Rewrite the data from the line holding "Patent image size: (790, 1172)." through the line holding "The oil pan 05 is at (325, 992).", both included, swapping "balancer device" for "balancer unit" and keeping everything else the same.

Dataset excerpts:
_ _ _ _ _ _ _

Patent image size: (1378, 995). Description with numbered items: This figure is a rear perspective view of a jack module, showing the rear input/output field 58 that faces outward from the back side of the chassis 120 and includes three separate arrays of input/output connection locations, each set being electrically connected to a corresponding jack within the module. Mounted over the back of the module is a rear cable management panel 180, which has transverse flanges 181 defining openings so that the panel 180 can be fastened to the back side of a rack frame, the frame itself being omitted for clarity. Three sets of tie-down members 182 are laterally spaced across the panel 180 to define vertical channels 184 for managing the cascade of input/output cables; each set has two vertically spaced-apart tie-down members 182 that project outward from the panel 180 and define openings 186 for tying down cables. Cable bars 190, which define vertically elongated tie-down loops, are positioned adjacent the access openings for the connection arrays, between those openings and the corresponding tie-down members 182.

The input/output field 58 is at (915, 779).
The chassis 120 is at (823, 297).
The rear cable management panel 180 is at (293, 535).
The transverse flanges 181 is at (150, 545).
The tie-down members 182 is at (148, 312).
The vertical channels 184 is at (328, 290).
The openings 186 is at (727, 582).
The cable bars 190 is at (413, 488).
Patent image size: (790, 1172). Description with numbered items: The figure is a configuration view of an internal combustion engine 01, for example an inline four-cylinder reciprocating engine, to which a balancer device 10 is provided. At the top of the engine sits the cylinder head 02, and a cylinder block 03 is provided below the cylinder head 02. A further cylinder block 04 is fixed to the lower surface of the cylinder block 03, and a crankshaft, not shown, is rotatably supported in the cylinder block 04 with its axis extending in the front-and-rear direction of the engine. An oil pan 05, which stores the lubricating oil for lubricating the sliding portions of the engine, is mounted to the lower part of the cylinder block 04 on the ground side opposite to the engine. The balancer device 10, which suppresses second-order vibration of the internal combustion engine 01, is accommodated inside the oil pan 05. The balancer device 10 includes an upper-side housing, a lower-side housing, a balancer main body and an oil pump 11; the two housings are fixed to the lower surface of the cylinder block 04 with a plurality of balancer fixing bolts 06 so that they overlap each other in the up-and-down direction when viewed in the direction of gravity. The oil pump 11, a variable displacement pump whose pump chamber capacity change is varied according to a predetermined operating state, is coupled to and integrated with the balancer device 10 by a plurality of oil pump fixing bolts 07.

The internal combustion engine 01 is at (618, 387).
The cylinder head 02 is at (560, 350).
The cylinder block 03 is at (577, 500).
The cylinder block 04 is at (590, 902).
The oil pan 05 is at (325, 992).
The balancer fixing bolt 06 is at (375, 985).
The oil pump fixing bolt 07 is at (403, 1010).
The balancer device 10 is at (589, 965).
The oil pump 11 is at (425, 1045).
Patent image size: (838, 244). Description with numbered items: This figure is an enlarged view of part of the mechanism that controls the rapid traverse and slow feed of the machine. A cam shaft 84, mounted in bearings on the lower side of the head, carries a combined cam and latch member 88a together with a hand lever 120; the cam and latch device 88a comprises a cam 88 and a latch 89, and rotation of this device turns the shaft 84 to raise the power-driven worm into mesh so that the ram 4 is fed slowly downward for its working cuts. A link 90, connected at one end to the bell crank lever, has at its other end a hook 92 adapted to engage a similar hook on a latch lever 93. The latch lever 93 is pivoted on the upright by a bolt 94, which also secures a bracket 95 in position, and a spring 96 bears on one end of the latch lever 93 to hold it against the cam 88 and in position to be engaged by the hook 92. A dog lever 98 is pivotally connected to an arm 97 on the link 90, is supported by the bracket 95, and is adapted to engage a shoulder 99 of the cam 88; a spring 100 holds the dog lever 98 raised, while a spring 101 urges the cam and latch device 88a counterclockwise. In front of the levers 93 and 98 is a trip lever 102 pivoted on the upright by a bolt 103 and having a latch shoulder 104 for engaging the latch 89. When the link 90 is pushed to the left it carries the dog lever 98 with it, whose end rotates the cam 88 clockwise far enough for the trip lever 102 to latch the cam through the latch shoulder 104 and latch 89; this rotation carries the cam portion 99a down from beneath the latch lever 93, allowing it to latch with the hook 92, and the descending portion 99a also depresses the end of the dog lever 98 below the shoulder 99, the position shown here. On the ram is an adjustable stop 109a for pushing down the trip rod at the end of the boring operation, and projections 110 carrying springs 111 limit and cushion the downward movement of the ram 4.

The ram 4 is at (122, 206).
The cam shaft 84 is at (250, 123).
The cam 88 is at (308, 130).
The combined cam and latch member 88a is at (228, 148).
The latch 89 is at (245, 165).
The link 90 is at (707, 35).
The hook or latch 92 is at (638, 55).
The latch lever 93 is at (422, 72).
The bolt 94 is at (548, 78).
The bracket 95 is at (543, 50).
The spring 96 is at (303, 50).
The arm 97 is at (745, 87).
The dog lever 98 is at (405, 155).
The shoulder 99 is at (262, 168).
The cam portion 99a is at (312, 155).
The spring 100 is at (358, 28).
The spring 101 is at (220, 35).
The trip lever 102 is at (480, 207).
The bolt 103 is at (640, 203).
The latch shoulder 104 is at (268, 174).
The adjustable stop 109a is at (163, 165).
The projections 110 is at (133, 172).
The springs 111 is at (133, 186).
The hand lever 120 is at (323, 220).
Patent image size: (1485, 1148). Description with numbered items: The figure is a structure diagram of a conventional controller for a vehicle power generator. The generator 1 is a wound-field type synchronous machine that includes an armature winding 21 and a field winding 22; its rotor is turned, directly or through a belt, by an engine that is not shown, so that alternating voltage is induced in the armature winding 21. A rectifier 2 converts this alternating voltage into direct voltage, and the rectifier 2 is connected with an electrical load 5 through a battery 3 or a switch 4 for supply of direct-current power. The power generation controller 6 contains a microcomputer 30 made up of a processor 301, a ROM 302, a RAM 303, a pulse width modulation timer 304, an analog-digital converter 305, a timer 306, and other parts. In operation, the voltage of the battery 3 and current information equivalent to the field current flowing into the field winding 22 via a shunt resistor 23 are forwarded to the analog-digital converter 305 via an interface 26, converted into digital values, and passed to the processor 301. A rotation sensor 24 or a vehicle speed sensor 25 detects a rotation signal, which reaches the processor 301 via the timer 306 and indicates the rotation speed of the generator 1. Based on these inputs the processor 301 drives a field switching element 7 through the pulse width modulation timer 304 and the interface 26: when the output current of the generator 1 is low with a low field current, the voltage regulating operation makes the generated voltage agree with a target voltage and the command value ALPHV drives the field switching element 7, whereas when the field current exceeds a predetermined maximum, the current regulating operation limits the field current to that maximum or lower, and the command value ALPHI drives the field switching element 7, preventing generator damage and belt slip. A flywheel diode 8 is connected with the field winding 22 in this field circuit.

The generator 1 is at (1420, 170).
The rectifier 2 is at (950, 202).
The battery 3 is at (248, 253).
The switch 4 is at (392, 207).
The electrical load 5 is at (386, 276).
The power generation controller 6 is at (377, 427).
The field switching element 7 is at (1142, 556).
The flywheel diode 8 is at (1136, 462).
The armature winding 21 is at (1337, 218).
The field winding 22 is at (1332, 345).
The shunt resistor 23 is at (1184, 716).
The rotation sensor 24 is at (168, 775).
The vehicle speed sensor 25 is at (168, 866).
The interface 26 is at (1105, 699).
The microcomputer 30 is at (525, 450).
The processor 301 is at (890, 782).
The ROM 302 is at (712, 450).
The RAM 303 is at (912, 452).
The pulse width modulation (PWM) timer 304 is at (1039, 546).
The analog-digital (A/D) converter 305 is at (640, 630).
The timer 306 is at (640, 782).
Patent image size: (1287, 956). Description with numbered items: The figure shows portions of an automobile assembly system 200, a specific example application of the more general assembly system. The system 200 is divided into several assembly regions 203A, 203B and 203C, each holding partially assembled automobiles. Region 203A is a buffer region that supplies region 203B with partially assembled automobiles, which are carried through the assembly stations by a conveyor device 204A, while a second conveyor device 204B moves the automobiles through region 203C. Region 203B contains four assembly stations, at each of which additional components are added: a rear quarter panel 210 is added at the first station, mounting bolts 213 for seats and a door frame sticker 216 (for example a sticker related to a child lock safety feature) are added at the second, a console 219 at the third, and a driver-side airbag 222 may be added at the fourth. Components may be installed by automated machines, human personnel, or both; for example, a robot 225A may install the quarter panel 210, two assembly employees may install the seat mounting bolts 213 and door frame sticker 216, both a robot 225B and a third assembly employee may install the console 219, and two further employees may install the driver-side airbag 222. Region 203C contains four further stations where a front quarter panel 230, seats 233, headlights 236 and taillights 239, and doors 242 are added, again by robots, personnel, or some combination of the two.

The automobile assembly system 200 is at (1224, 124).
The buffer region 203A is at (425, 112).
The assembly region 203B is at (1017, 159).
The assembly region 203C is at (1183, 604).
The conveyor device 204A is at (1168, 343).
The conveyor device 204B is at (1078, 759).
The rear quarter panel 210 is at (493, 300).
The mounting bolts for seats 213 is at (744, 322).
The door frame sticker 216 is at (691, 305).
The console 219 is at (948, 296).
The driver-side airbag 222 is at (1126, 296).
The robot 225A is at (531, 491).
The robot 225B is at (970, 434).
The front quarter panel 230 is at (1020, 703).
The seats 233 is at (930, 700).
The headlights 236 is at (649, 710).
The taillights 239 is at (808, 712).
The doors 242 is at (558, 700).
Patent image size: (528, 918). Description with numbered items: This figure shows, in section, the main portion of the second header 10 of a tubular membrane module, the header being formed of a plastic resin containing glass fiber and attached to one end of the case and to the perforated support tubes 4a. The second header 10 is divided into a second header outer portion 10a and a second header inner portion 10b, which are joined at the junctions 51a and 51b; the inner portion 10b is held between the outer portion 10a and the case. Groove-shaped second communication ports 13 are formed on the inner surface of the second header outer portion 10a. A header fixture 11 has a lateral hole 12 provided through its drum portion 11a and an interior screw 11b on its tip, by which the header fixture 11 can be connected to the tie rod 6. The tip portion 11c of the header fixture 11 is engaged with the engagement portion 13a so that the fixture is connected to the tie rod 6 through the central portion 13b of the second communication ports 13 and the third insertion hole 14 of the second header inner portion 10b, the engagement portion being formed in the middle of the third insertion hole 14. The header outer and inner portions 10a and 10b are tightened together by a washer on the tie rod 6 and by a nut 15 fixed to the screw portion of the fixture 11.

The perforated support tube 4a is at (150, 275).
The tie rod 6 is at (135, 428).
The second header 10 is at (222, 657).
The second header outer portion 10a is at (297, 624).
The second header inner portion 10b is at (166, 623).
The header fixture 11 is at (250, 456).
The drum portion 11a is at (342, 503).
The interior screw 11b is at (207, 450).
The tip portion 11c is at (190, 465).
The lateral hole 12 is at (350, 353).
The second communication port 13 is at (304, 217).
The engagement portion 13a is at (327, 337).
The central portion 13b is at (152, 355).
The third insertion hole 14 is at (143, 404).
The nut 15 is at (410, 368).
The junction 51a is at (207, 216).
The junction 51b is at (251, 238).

_ _ _ _ _ _ _

> [Task response]
Patent image size: (790, 1172). Description with numbered items: The figure is a configuration view of an internal combustion engine 01, for example an inline four-cylinder reciprocating engine, to which a balancer unit 10 is provided. At the top of the engine sits the cylinder head 02, and a cylinder block 03 is provided below the cylinder head 02. A further cylinder block 04 is fixed to the lower surface of the cylinder block 03, and a crankshaft, not shown, is rotatably supported in the cylinder block 04 with its axis extending in the front-and-rear direction of the engine. An oil pan 05, which stores the lubricating oil for lubricating the sliding portions of the engine, is mounted to the lower part of the cylinder block 04 on the ground side opposite to the engine. The balancer unit 10, which suppresses second-order vibration of the internal combustion engine 01, is accommodated inside the oil pan 05. The balancer unit 10 includes an upper-side housing, a lower-side housing, a balancer main body and an oil pump 11; the two housings are fixed to the lower surface of the cylinder block 04 with a plurality of balancer fixing bolts 06 so that they overlap each other in the up-and-down direction when viewed in the direction of gravity. The oil pump 11, a variable displacement pump whose pump chamber capacity change is varied according to a predetermined operating state, is coupled to and integrated with the balancer unit 10 by a plurality of oil pump fixing bolts 07.

The internal combustion engine 01 is at (618, 387).
The cylinder head 02 is at (560, 350).
The cylinder block 03 is at (577, 500).
The cylinder block 04 is at (590, 902).
The oil pan 05 is at (325, 992).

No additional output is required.